Task to complete: Seek out every line containing the word "with", and copy each.

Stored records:
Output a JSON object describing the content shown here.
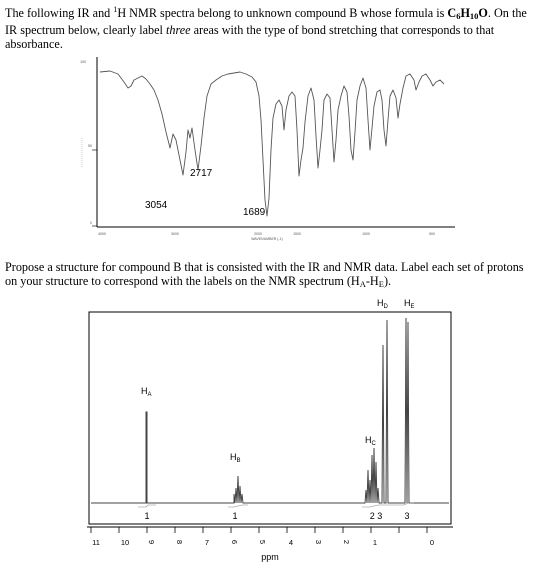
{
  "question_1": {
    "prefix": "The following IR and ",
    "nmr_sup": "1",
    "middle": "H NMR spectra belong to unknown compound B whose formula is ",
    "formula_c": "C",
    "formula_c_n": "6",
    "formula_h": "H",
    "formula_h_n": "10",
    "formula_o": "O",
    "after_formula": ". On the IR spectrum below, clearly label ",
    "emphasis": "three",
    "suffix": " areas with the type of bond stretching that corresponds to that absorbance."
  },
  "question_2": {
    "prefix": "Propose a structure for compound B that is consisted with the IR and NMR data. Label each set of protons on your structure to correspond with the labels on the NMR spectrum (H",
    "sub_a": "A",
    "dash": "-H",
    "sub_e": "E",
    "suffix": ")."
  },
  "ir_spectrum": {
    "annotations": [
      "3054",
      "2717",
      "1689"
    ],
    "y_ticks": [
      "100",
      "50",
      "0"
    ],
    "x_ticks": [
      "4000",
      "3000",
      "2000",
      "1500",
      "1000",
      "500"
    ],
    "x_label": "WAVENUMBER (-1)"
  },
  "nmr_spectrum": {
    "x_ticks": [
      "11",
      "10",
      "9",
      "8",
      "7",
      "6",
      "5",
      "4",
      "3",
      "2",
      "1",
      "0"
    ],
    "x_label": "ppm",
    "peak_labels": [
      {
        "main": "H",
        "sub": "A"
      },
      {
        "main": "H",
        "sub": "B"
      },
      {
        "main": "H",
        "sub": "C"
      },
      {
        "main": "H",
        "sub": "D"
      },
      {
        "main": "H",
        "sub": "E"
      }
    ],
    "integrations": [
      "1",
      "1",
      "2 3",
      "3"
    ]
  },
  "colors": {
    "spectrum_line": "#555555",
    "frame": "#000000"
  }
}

Answer to the problem:
    "suffix": " areas with the type of bond stretching that corresponds to that absorbance."
    "prefix": "Propose a structure for compound B that is consisted with the IR and NMR data. Label each set of protons on your structure to correspond with the labels on the NMR spectrum (H",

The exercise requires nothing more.